▶ [Source records]

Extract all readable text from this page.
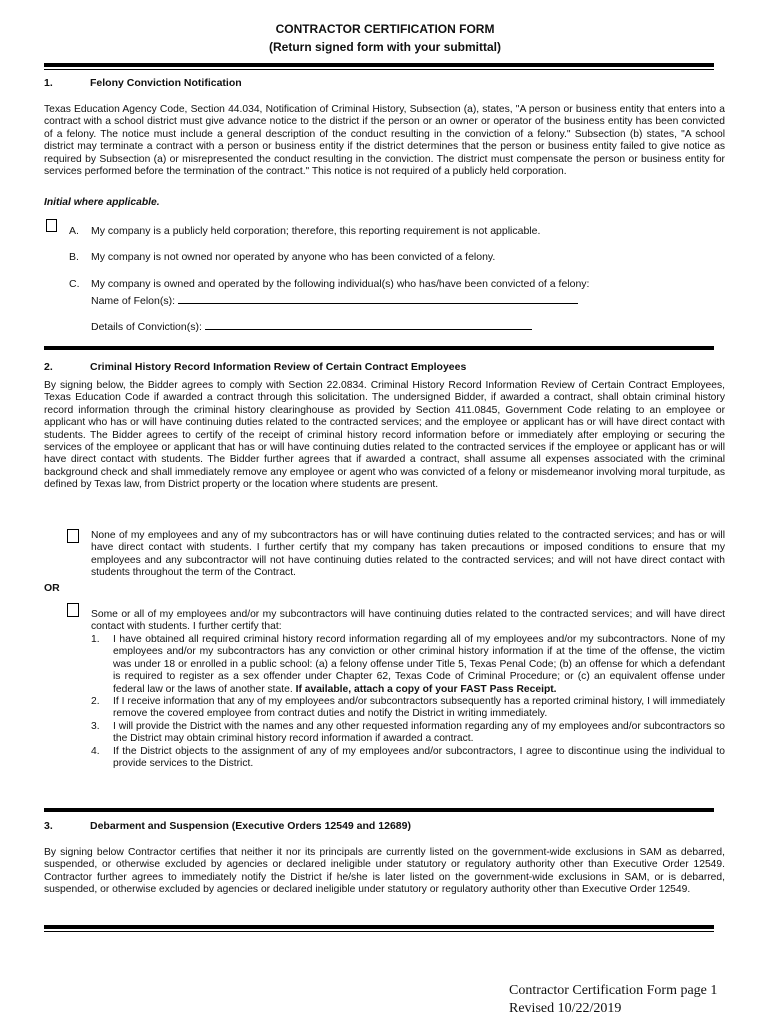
CONTRACTOR CERTIFICATION FORM
(Return signed form with your submittal)
1.	Felony Conviction Notification
Texas Education Agency Code, Section 44.034, Notification of Criminal History, Subsection (a), states, "A person or business entity that enters into a contract with a school district must give advance notice to the district if the person or an owner or operator of the business entity has been convicted of a felony. The notice must include a general description of the conduct resulting in the conviction of a felony." Subsection (b) states, "A school district may terminate a contract with a person or business entity if the district determines that the person or business entity failed to give notice as required by Subsection (a) or misrepresented the conduct resulting in the conviction. The district must compensate the person or business entity for services performed before the termination of the contract." This notice is not required of a publicly held corporation.
Initial where applicable.
A. My company is a publicly held corporation; therefore, this reporting requirement is not applicable.
B. My company is not owned nor operated by anyone who has been convicted of a felony.
C. My company is owned and operated by the following individual(s) who has/have been convicted of a felony:
Name of Felon(s):
Details of Conviction(s):
2.	Criminal History Record Information Review of Certain Contract Employees
By signing below, the Bidder agrees to comply with Section 22.0834. Criminal History Record Information Review of Certain Contract Employees, Texas Education Code if awarded a contract through this solicitation. The undersigned Bidder, if awarded a contract, shall obtain criminal history record information through the criminal history clearinghouse as provided by Section 411.0845, Government Code relating to an employee or applicant who has or will have continuing duties related to the contracted services; and the employee or applicant has or will have direct contact with students. The Bidder agrees to certify of the receipt of criminal history record information before or immediately after employing or securing the services of the employee or applicant that has or will have continuing duties related to the contracted services if the employee or applicant has or will have direct contact with students. The Bidder further agrees that if awarded a contract, shall assume all expenses associated with the criminal background check and shall immediately remove any employee or agent who was convicted of a felony or misdemeanor involving moral turpitude, as defined by Texas law, from District property or the location where students are present.
None of my employees and any of my subcontractors has or will have continuing duties related to the contracted services; and has or will have direct contact with students. I further certify that my company has taken precautions or imposed conditions to ensure that my employees and any subcontractor will not have continuing duties related to the contracted services; and will not have direct contact with students throughout the term of the Contract.
OR
Some or all of my employees and/or my subcontractors will have continuing duties related to the contracted services; and will have direct contact with students. I further certify that:
1. I have obtained all required criminal history record information regarding all of my employees and/or my subcontractors. None of my employees and/or my subcontractors has any conviction or other criminal history information if at the time of the offense, the victim was under 18 or enrolled in a public school: (a) a felony offense under Title 5, Texas Penal Code; (b) an offense for which a defendant is required to register as a sex offender under Chapter 62, Texas Code of Criminal Procedure; or (c) an equivalent offense under federal law or the laws of another state. If available, attach a copy of your FAST Pass Receipt.
2. If I receive information that any of my employees and/or subcontractors subsequently has a reported criminal history, I will immediately remove the covered employee from contract duties and notify the District in writing immediately.
3. I will provide the District with the names and any other requested information regarding any of my employees and/or subcontractors so the District may obtain criminal history record information if awarded a contract.
4. If the District objects to the assignment of any of my employees and/or subcontractors, I agree to discontinue using the individual to provide services to the District.
3.	Debarment and Suspension (Executive Orders 12549 and 12689)
By signing below Contractor certifies that neither it nor its principals are currently listed on the government-wide exclusions in SAM as debarred, suspended, or otherwise excluded by agencies or declared ineligible under statutory or regulatory authority other than Executive Order 12549. Contractor further agrees to immediately notify the District if he/she is later listed on the government-wide exclusions in SAM, or is debarred, suspended, or otherwise excluded by agencies or declared ineligible under statutory or regulatory authority other than Executive Order 12549.
Contractor Certification Form page 1
Revised 10/22/2019
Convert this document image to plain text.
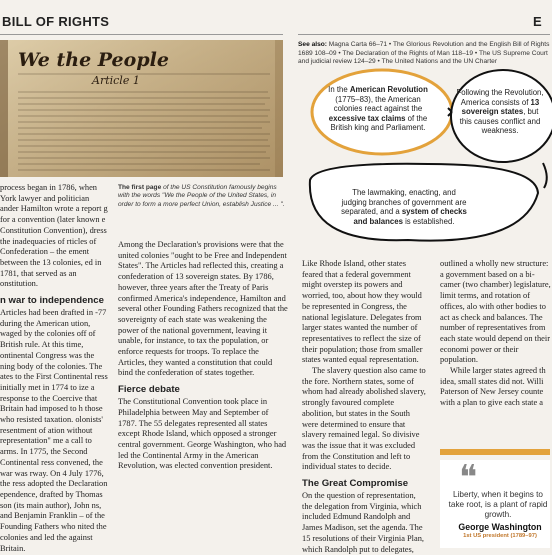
BILL OF RIGHTS	E
We the People
Article 1
The first page of the US Constitution famously begins with the words "We the People of the United States, in order to form a more perfect Union, establish Justice ... ".

process began in 1786, when York lawyer and politician ander Hamilton wrote a report g for a convention (later known e Constitution Convention), dress the inadequacies of rticles of Confederation – the ement between the 13 colonies, ed in 1781, that served as an onstitution.

n war to independence

Articles had been drafted in -77 during the American ution, waged by the colonies off of British rule. At this time, ontinental Congress was the ning body of the colonies. The ates to the First Continental ress initially met in 1774 to ize a response to the Coercive that Britain had imposed to h those who resisted taxation. olonists' resentment of ation without representation" me a call to arms. In 1775, the Second Continental ress convened, the war was rway. On 4 July 1776, the ress adopted the Declaration ependence, drafted by Thomas son (its main author), John ns, and Benjamin Franklin – of the Founding Fathers who nited the colonies and led the against Britain.

Among the Declaration's provisions were that the united colonies "ought to be Free and Independent States". The Articles had reflected this, creating a confederation of 13 sovereign states. By 1786, however, three years after the Treaty of Paris confirmed America's independence, Hamilton and several other Founding Fathers recognized that the sovereignty of each state was weakening the power of the national government, leaving it unable, for instance, to tax the population, or enforce requests for troops. To replace the Articles, they wanted a constitution that could bind the confederation of states together.

Fierce debate

The Constitutional Convention took place in Philadelphia between May and September of 1787. The 55 delegates represented all states except Rhode Island, which opposed a stronger central government. George Washington, who had led the Continental Army in the American Revolution, was elected convention president.

See also: Magna Carta 66–71 • The Glorious Revolution and the English Bill of Rights 1689 108–09 • The Declaration of the Rights of Man 118–19 • The US Supreme Court and judicial review 124–29 • The United Nations and the UN Charter
In the American Revolution (1775–83), the American colonies react against the excessive tax claims of the British king and Parliament.
Following the Revolution, America consists of 13 sovereign states, but this causes conflict and weakness.
The lawmaking, enacting, and judging branches of government are separated, and a system of checks and balances is established.

Like Rhode Island, other states feared that a federal government might overstep its powers and worried, too, about how they would be represented in Congress, the national legislature. Delegates from larger states wanted the number of representatives to reflect the size of their population; those from smaller states wanted equal representation.

The slavery question also came to the fore. Northern states, some of whom had already abolished slavery, strongly favoured complete abolition, but states in the South were determined to ensure that slavery remained legal. So divisive was the issue that it was excluded from the Constitution and left to individual states to decide.

The Great Compromise

On the question of representation, the delegation from Virginia, which included Edmund Randolph and James Madison, set the agenda. The 15 resolutions of their Virginia Plan, which Randolph put to delegates,

outlined a wholly new structure: a government based on a bi-camer (two chamber) legislature, limit terms, and rotation of offices, alo with other bodies to act as check and balances. The number of representatives from each state would depend on their economi power or their population.

While larger states agreed th idea, small states did not. Willi Paterson of New Jersey counte with a plan to give each state a

❝
Liberty, when it begins to take root, is a plant of rapid growth.
George Washington
1st US president (1789–97)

▶ [Aim]
Set the listing down in full and exactly. Pictures within it should not appear in the copy.

▶ [Response to the exercise]
Extract all readable text from this page.
CONTRACTOR CERTIFICATION FORM
(Return signed form with your submittal)
1.	Felony Conviction Notification
Texas Education Agency Code, Section 44.034, Notification of Criminal History, Subsection (a), states, "A person or business entity that enters into a contract with a school district must give advance notice to the district if the person or an owner or operator of the business entity has been convicted of a felony. The notice must include a general description of the conduct resulting in the conviction of a felony." Subsection (b) states, "A school district may terminate a contract with a person or business entity if the district determines that the person or business entity failed to give notice as required by Subsection (a) or misrepresented the conduct resulting in the conviction. The district must compensate the person or business entity for services performed before the termination of the contract." This notice is not required of a publicly held corporation.
Initial where applicable.
A. My company is a publicly held corporation; therefore, this reporting requirement is not applicable.
B. My company is not owned nor operated by anyone who has been convicted of a felony.
C. My company is owned and operated by the following individual(s) who has/have been convicted of a felony:
Name of Felon(s):
Details of Conviction(s):
2.	Criminal History Record Information Review of Certain Contract Employees
By signing below, the Bidder agrees to comply with Section 22.0834. Criminal History Record Information Review of Certain Contract Employees, Texas Education Code if awarded a contract through this solicitation. The undersigned Bidder, if awarded a contract, shall obtain criminal history record information through the criminal history clearinghouse as provided by Section 411.0845, Government Code relating to an employee or applicant who has or will have continuing duties related to the contracted services; and the employee or applicant has or will have direct contact with students. The Bidder agrees to certify of the receipt of criminal history record information before or immediately after employing or securing the services of the employee or applicant that has or will have continuing duties related to the contracted services if the employee or applicant has or will have direct contact with students. The Bidder further agrees that if awarded a contract, shall assume all expenses associated with the criminal background check and shall immediately remove any employee or agent who was convicted of a felony or misdemeanor involving moral turpitude, as defined by Texas law, from District property or the location where students are present.
None of my employees and any of my subcontractors has or will have continuing duties related to the contracted services; and has or will have direct contact with students. I further certify that my company has taken precautions or imposed conditions to ensure that my employees and any subcontractor will not have continuing duties related to the contracted services; and will not have direct contact with students throughout the term of the Contract.
OR
Some or all of my employees and/or my subcontractors will have continuing duties related to the contracted services; and will have direct contact with students. I further certify that:
1. I have obtained all required criminal history record information regarding all of my employees and/or my subcontractors. None of my employees and/or my subcontractors has any conviction or other criminal history information if at the time of the offense, the victim was under 18 or enrolled in a public school: (a) a felony offense under Title 5, Texas Penal Code; (b) an offense for which a defendant is required to register as a sex offender under Chapter 62, Texas Code of Criminal Procedure; or (c) an equivalent offense under federal law or the laws of another state. If available, attach a copy of your FAST Pass Receipt.
2. If I receive information that any of my employees and/or subcontractors subsequently has a reported criminal history, I will immediately remove the covered employee from contract duties and notify the District in writing immediately.
3. I will provide the District with the names and any other requested information regarding any of my employees and/or subcontractors so the District may obtain criminal history record information if awarded a contract.
4. If the District objects to the assignment of any of my employees and/or subcontractors, I agree to discontinue using the individual to provide services to the District.
3.	Debarment and Suspension (Executive Orders 12549 and 12689)
By signing below Contractor certifies that neither it nor its principals are currently listed on the government-wide exclusions in SAM as debarred, suspended, or otherwise excluded by agencies or declared ineligible under statutory or regulatory authority other than Executive Order 12549. Contractor further agrees to immediately notify the District if he/she is later listed on the government-wide exclusions in SAM, or is debarred, suspended, or otherwise excluded by agencies or declared ineligible under statutory or regulatory authority other than Executive Order 12549.
Contractor Certification Form page 1
Revised 10/22/2019
Convert this document image to plain text.
BILL OF RIGHTS	E
We the People
Article 1
The first page of the US Constitution famously begins with the words "We the People of the United States, in order to form a more perfect Union, establish Justice ... ".

process began in 1786, when York lawyer and politician ander Hamilton wrote a report g for a convention (later known e Constitution Convention), dress the inadequacies of rticles of Confederation – the ement between the 13 colonies, ed in 1781, that served as an onstitution.

n war to independence

Articles had been drafted in -77 during the American ution, waged by the colonies off of British rule. At this time, ontinental Congress was the ning body of the colonies. The ates to the First Continental ress initially met in 1774 to ize a response to the Coercive that Britain had imposed to h those who resisted taxation. olonists' resentment of ation without representation" me a call to arms. In 1775, the Second Continental ress convened, the war was rway. On 4 July 1776, the ress adopted the Declaration ependence, drafted by Thomas son (its main author), John ns, and Benjamin Franklin – of the Founding Fathers who nited the colonies and led the against Britain.

Among the Declaration's provisions were that the united colonies "ought to be Free and Independent States". The Articles had reflected this, creating a confederation of 13 sovereign states. By 1786, however, three years after the Treaty of Paris confirmed America's independence, Hamilton and several other Founding Fathers recognized that the sovereignty of each state was weakening the power of the national government, leaving it unable, for instance, to tax the population, or enforce requests for troops. To replace the Articles, they wanted a constitution that could bind the confederation of states together.

Fierce debate

The Constitutional Convention took place in Philadelphia between May and September of 1787. The 55 delegates represented all states except Rhode Island, which opposed a stronger central government. George Washington, who had led the Continental Army in the American Revolution, was elected convention president.

See also: Magna Carta 66–71 • The Glorious Revolution and the English Bill of Rights 1689 108–09 • The Declaration of the Rights of Man 118–19 • The US Supreme Court and judicial review 124–29 • The United Nations and the UN Charter
In the American Revolution (1775–83), the American colonies react against the excessive tax claims of the British king and Parliament.
Following the Revolution, America consists of 13 sovereign states, but this causes conflict and weakness.
The lawmaking, enacting, and judging branches of government are separated, and a system of checks and balances is established.

Like Rhode Island, other states feared that a federal government might overstep its powers and worried, too, about how they would be represented in Congress, the national legislature. Delegates from larger states wanted the number of representatives to reflect the size of their population; those from smaller states wanted equal representation.

The slavery question also came to the fore. Northern states, some of whom had already abolished slavery, strongly favoured complete abolition, but states in the South were determined to ensure that slavery remained legal. So divisive was the issue that it was excluded from the Constitution and left to individual states to decide.

The Great Compromise

On the question of representation, the delegation from Virginia, which included Edmund Randolph and James Madison, set the agenda. The 15 resolutions of their Virginia Plan, which Randolph put to delegates,

outlined a wholly new structure: a government based on a bi-camer (two chamber) legislature, limit terms, and rotation of offices, alo with other bodies to act as check and balances. The number of representatives from each state would depend on their economi power or their population.

While larger states agreed th idea, small states did not. Willi Paterson of New Jersey counte with a plan to give each state a

❝
Liberty, when it begins to take root, is a plant of rapid growth.
George Washington
1st US president (1789–97)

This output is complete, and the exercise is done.